Recorded data
·····
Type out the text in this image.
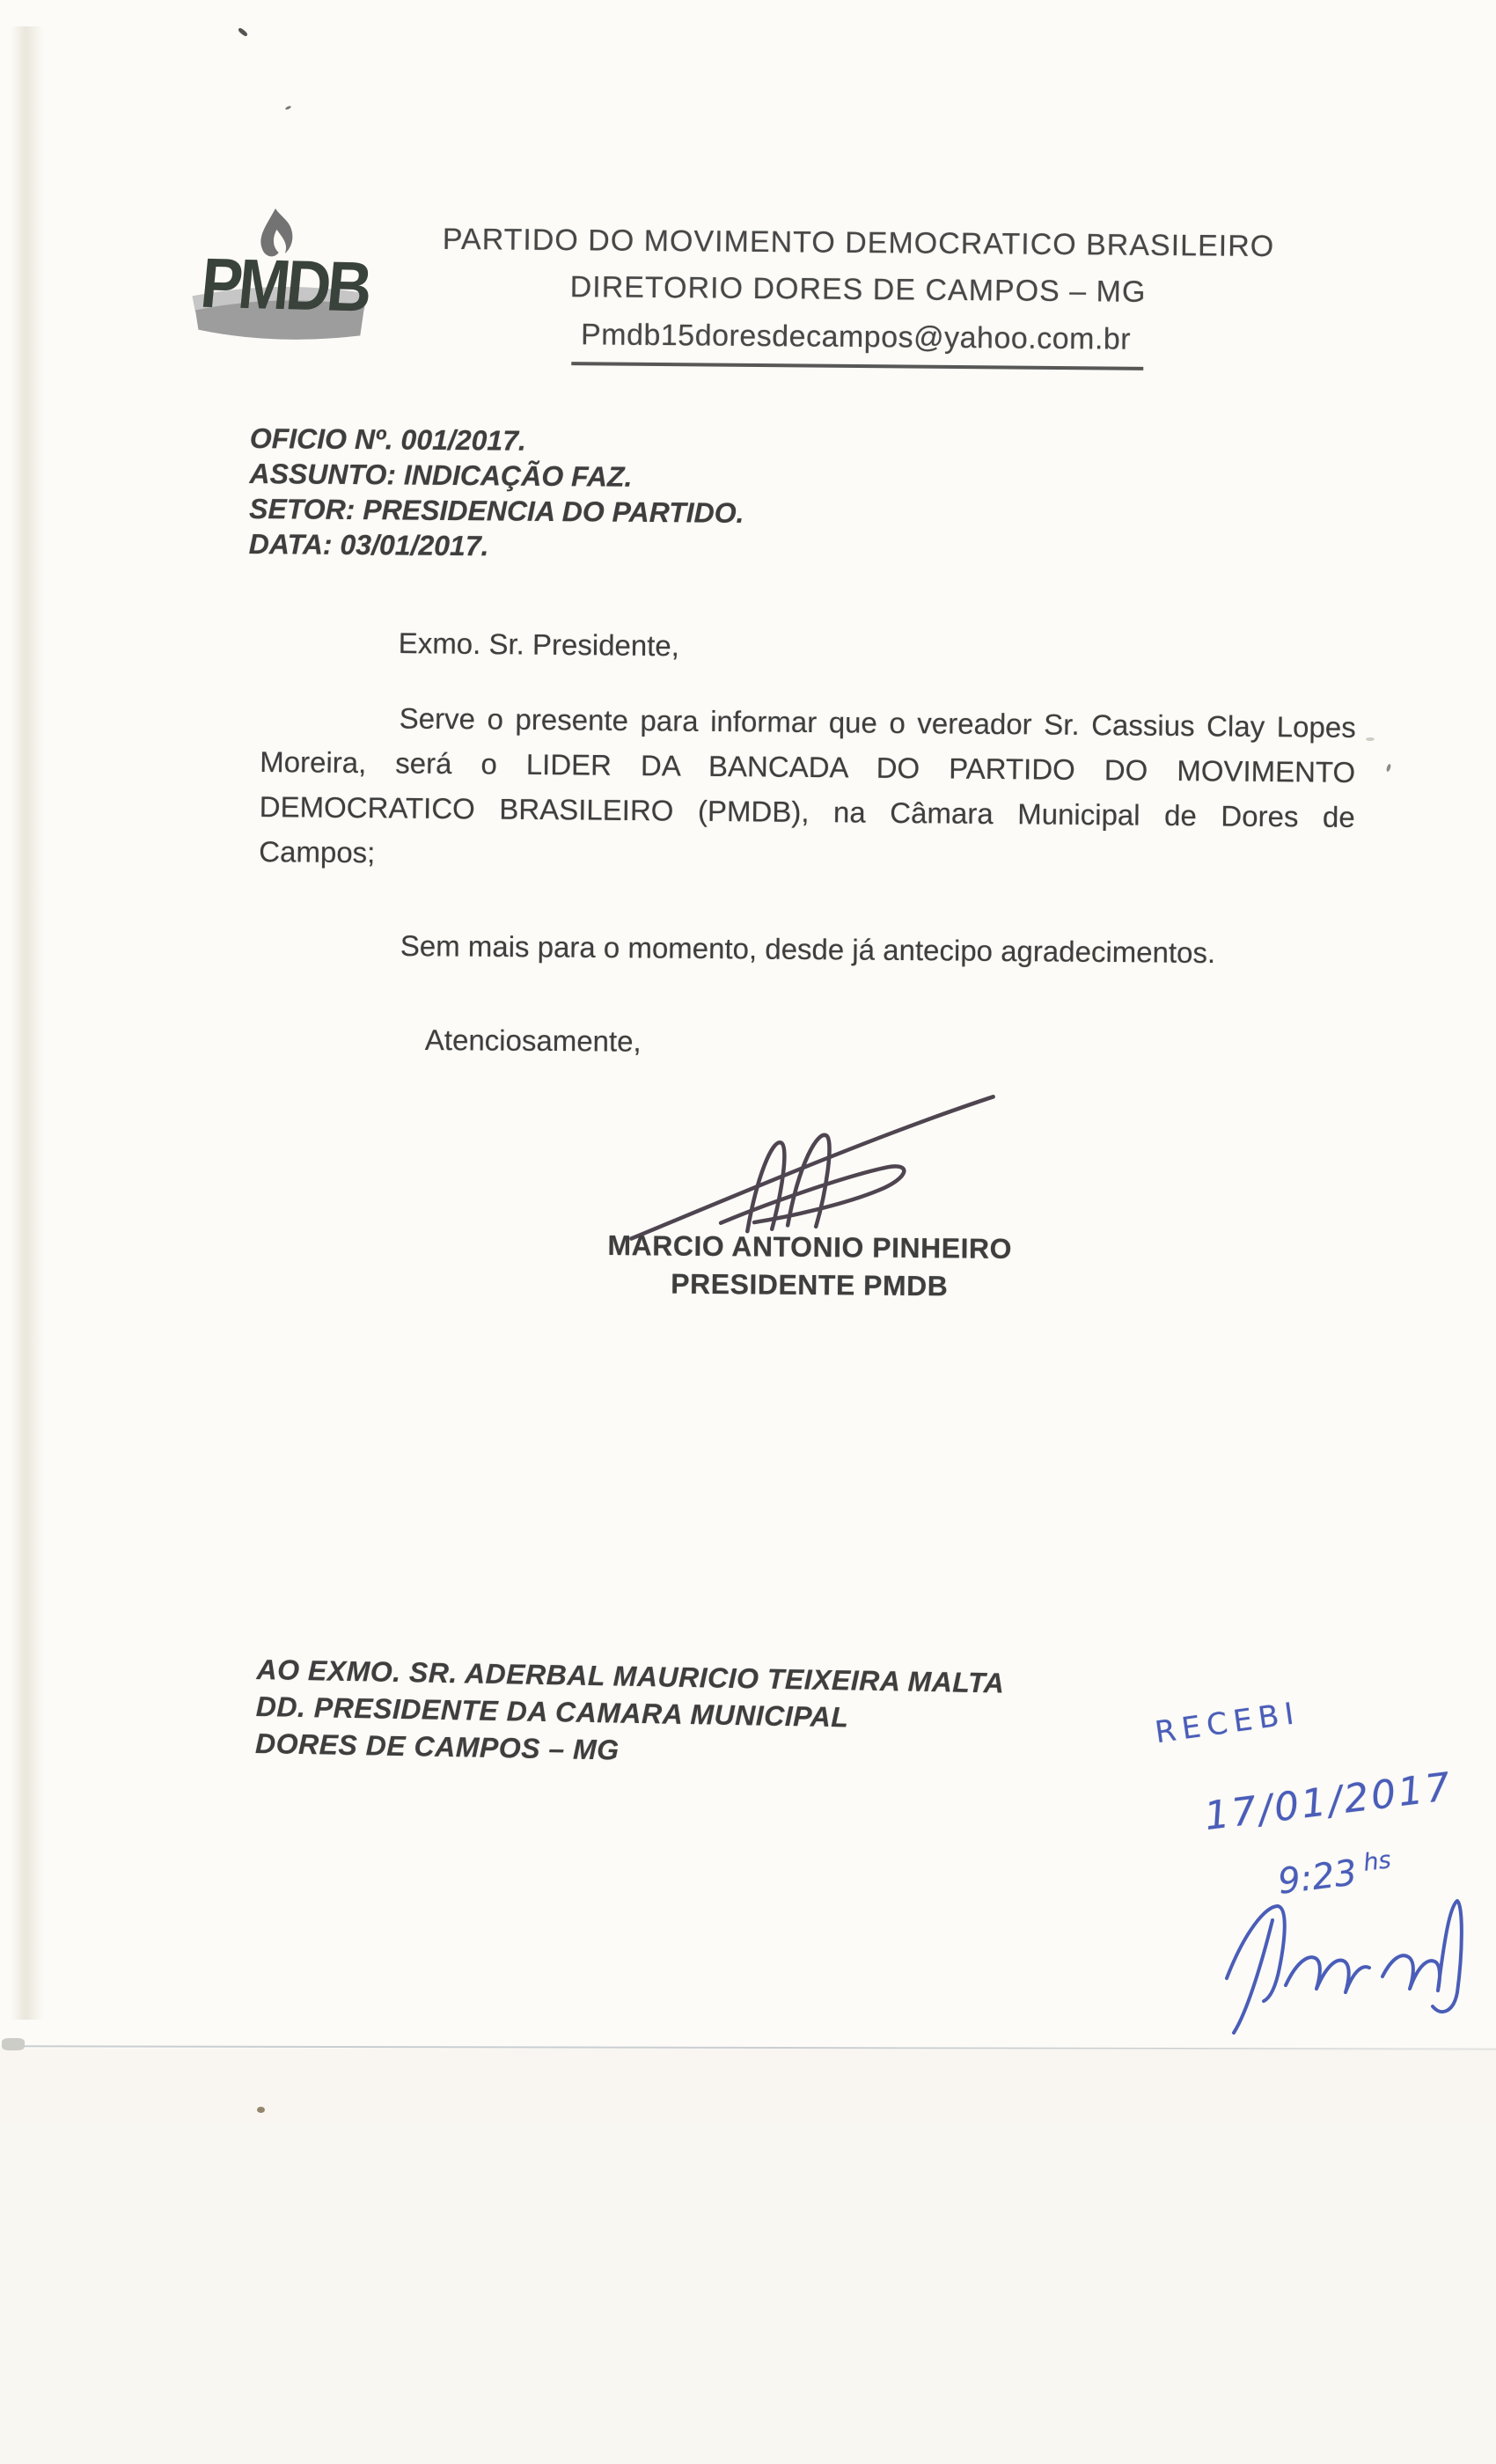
PMDB
PARTIDO DO MOVIMENTO DEMOCRATICO BRASILEIRO
DIRETORIO DORES DE CAMPOS – MG
Pmdb15doresdecampos@yahoo.com.br
OFICIO Nº. 001/2017.
ASSUNTO: INDICAÇÃO FAZ.
SETOR: PRESIDENCIA DO PARTIDO.
DATA: 03/01/2017.
Exmo. Sr. Presidente,
Serve o presente para informar que o vereador Sr. Cassius Clay Lopes
Moreira, será o LIDER DA BANCADA DO PARTIDO DO MOVIMENTO
DEMOCRATICO BRASILEIRO (PMDB), na Câmara Municipal de Dores de
Campos;
Sem mais para o momento, desde já antecipo agradecimentos.
Atenciosamente,
MARCIO ANTONIO PINHEIRO
PRESIDENTE PMDB
AO EXMO. SR. ADERBAL MAURICIO TEIXEIRA MALTA
DD. PRESIDENTE DA CAMARA MUNICIPAL
DORES DE CAMPOS – MG	RECEBI
17/01/2017
9:23 $^{hs}$
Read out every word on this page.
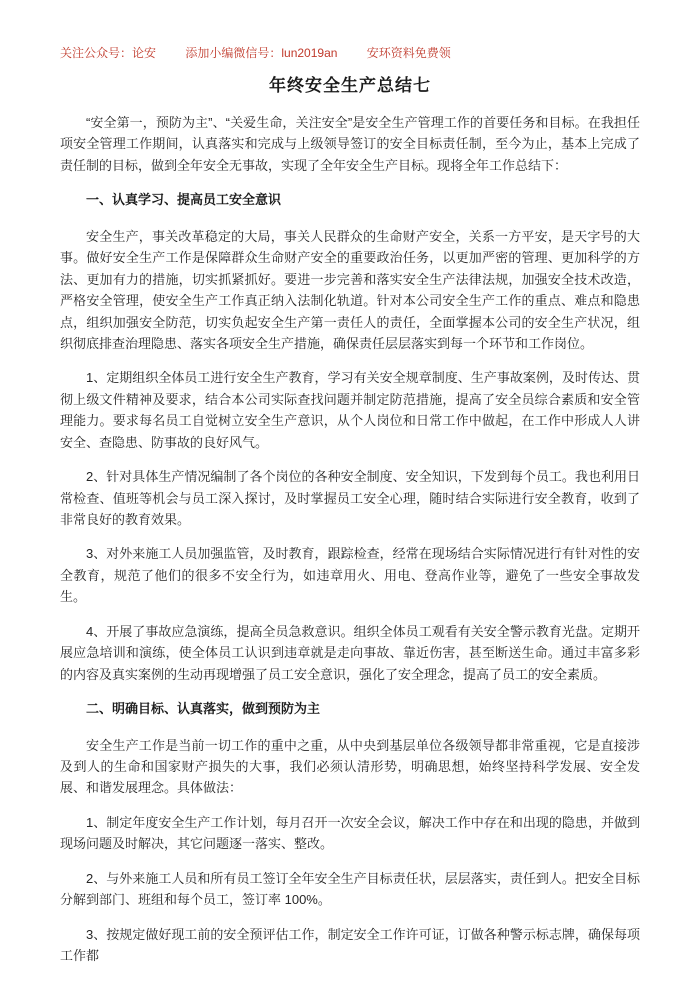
关注公众号：论安 添加小编微信号：lun2019an 安环资料免费领

年终安全生产总结七

“安全第一，预防为主”、“关爱生命，关注安全”是安全生产管理工作的首要任务和目标。在我担任项安全管理工作期间，认真落实和完成与上级领导签订的安全目标责任制，至今为止，基本上完成了责任制的目标，做到全年安全无事故，实现了全年安全生产目标。现将全年工作总结下：

一、认真学习、提高员工安全意识

安全生产，事关改革稳定的大局，事关人民群众的生命财产安全，关系一方平安，是天字号的大事。做好安全生产工作是保障群众生命财产安全的重要政治任务，以更加严密的管理、更加科学的方法、更加有力的措施，切实抓紧抓好。要进一步完善和落实安全生产法律法规，加强安全技术改造，严格安全管理，使安全生产工作真正纳入法制化轨道。针对本公司安全生产工作的重点、难点和隐患点，组织加强安全防范，切实负起安全生产第一责任人的责任，全面掌握本公司的安全生产状况，组织彻底排查治理隐患、落实各项安全生产措施，确保责任层层落实到每一个环节和工作岗位。

1、定期组织全体员工进行安全生产教育，学习有关安全规章制度、生产事故案例，及时传达、贯彻上级文件精神及要求，结合本公司实际查找问题并制定防范措施，提高了安全员综合素质和安全管理能力。要求每名员工自觉树立安全生产意识，从个人岗位和日常工作中做起，在工作中形成人人讲安全、查隐患、防事故的良好风气。

2、针对具体生产情况编制了各个岗位的各种安全制度、安全知识，下发到每个员工。我也利用日常检查、值班等机会与员工深入探讨，及时掌握员工安全心理，随时结合实际进行安全教育，收到了非常良好的教育效果。

3、对外来施工人员加强监管，及时教育，跟踪检查，经常在现场结合实际情况进行有针对性的安全教育，规范了他们的很多不安全行为，如违章用火、用电、登高作业等，避免了一些安全事故发生。

4、开展了事故应急演练，提高全员急救意识。组织全体员工观看有关安全警示教育光盘。定期开展应急培训和演练，使全体员工认识到违章就是走向事故、靠近伤害，甚至断送生命。通过丰富多彩的内容及真实案例的生动再现增强了员工安全意识，强化了安全理念，提高了员工的安全素质。

二、明确目标、认真落实，做到预防为主

安全生产工作是当前一切工作的重中之重，从中央到基层单位各级领导都非常重视，它是直接涉及到人的生命和国家财产损失的大事，我们必须认清形势，明确思想，始终坚持科学发展、安全发展、和谐发展理念。具体做法：

1、制定年度安全生产工作计划，每月召开一次安全会议，解决工作中存在和出现的隐患，并做到现场问题及时解决，其它问题逐一落实、整改。

2、与外来施工人员和所有员工签订全年安全生产目标责任状，层层落实，责任到人。把安全目标分解到部门、班组和每个员工，签订率 100%。

3、按规定做好现工前的安全预评估工作，制定安全工作许可证，订做各种警示标志牌，确保每项工作都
·····
Quote the entries in full. Any image among them is to be omitted from the copy.

■ Response:
Type out the text in this image.
PMDB
PARTIDO DO MOVIMENTO DEMOCRATICO BRASILEIRO
DIRETORIO DORES DE CAMPOS – MG
Pmdb15doresdecampos@yahoo.com.br
OFICIO Nº. 001/2017.
ASSUNTO: INDICAÇÃO FAZ.
SETOR: PRESIDENCIA DO PARTIDO.
DATA: 03/01/2017.
Exmo. Sr. Presidente,
Serve o presente para informar que o vereador Sr. Cassius Clay Lopes
Moreira, será o LIDER DA BANCADA DO PARTIDO DO MOVIMENTO
DEMOCRATICO BRASILEIRO (PMDB), na Câmara Municipal de Dores de
Campos;
Sem mais para o momento, desde já antecipo agradecimentos.
Atenciosamente,
MARCIO ANTONIO PINHEIRO
PRESIDENTE PMDB
AO EXMO. SR. ADERBAL MAURICIO TEIXEIRA MALTA
DD. PRESIDENTE DA CAMARA MUNICIPAL
DORES DE CAMPOS – MG	RECEBI
17/01/2017
9:23 $^{hs}$
Read out every word on this page.
关注公众号：论安 添加小编微信号：lun2019an 安环资料免费领

年终安全生产总结七

“安全第一，预防为主”、“关爱生命，关注安全”是安全生产管理工作的首要任务和目标。在我担任项安全管理工作期间，认真落实和完成与上级领导签订的安全目标责任制，至今为止，基本上完成了责任制的目标，做到全年安全无事故，实现了全年安全生产目标。现将全年工作总结下：

一、认真学习、提高员工安全意识

安全生产，事关改革稳定的大局，事关人民群众的生命财产安全，关系一方平安，是天字号的大事。做好安全生产工作是保障群众生命财产安全的重要政治任务，以更加严密的管理、更加科学的方法、更加有力的措施，切实抓紧抓好。要进一步完善和落实安全生产法律法规，加强安全技术改造，严格安全管理，使安全生产工作真正纳入法制化轨道。针对本公司安全生产工作的重点、难点和隐患点，组织加强安全防范，切实负起安全生产第一责任人的责任，全面掌握本公司的安全生产状况，组织彻底排查治理隐患、落实各项安全生产措施，确保责任层层落实到每一个环节和工作岗位。

1、定期组织全体员工进行安全生产教育，学习有关安全规章制度、生产事故案例，及时传达、贯彻上级文件精神及要求，结合本公司实际查找问题并制定防范措施，提高了安全员综合素质和安全管理能力。要求每名员工自觉树立安全生产意识，从个人岗位和日常工作中做起，在工作中形成人人讲安全、查隐患、防事故的良好风气。

2、针对具体生产情况编制了各个岗位的各种安全制度、安全知识，下发到每个员工。我也利用日常检查、值班等机会与员工深入探讨，及时掌握员工安全心理，随时结合实际进行安全教育，收到了非常良好的教育效果。

3、对外来施工人员加强监管，及时教育，跟踪检查，经常在现场结合实际情况进行有针对性的安全教育，规范了他们的很多不安全行为，如违章用火、用电、登高作业等，避免了一些安全事故发生。

4、开展了事故应急演练，提高全员急救意识。组织全体员工观看有关安全警示教育光盘。定期开展应急培训和演练，使全体员工认识到违章就是走向事故、靠近伤害，甚至断送生命。通过丰富多彩的内容及真实案例的生动再现增强了员工安全意识，强化了安全理念，提高了员工的安全素质。

二、明确目标、认真落实，做到预防为主

安全生产工作是当前一切工作的重中之重，从中央到基层单位各级领导都非常重视，它是直接涉及到人的生命和国家财产损失的大事，我们必须认清形势，明确思想，始终坚持科学发展、安全发展、和谐发展理念。具体做法：

1、制定年度安全生产工作计划，每月召开一次安全会议，解决工作中存在和出现的隐患，并做到现场问题及时解决，其它问题逐一落实、整改。

2、与外来施工人员和所有员工签订全年安全生产目标责任状，层层落实，责任到人。把安全目标分解到部门、班组和每个员工，签订率 100%。

3、按规定做好现工前的安全预评估工作，制定安全工作许可证，订做各种警示标志牌，确保每项工作都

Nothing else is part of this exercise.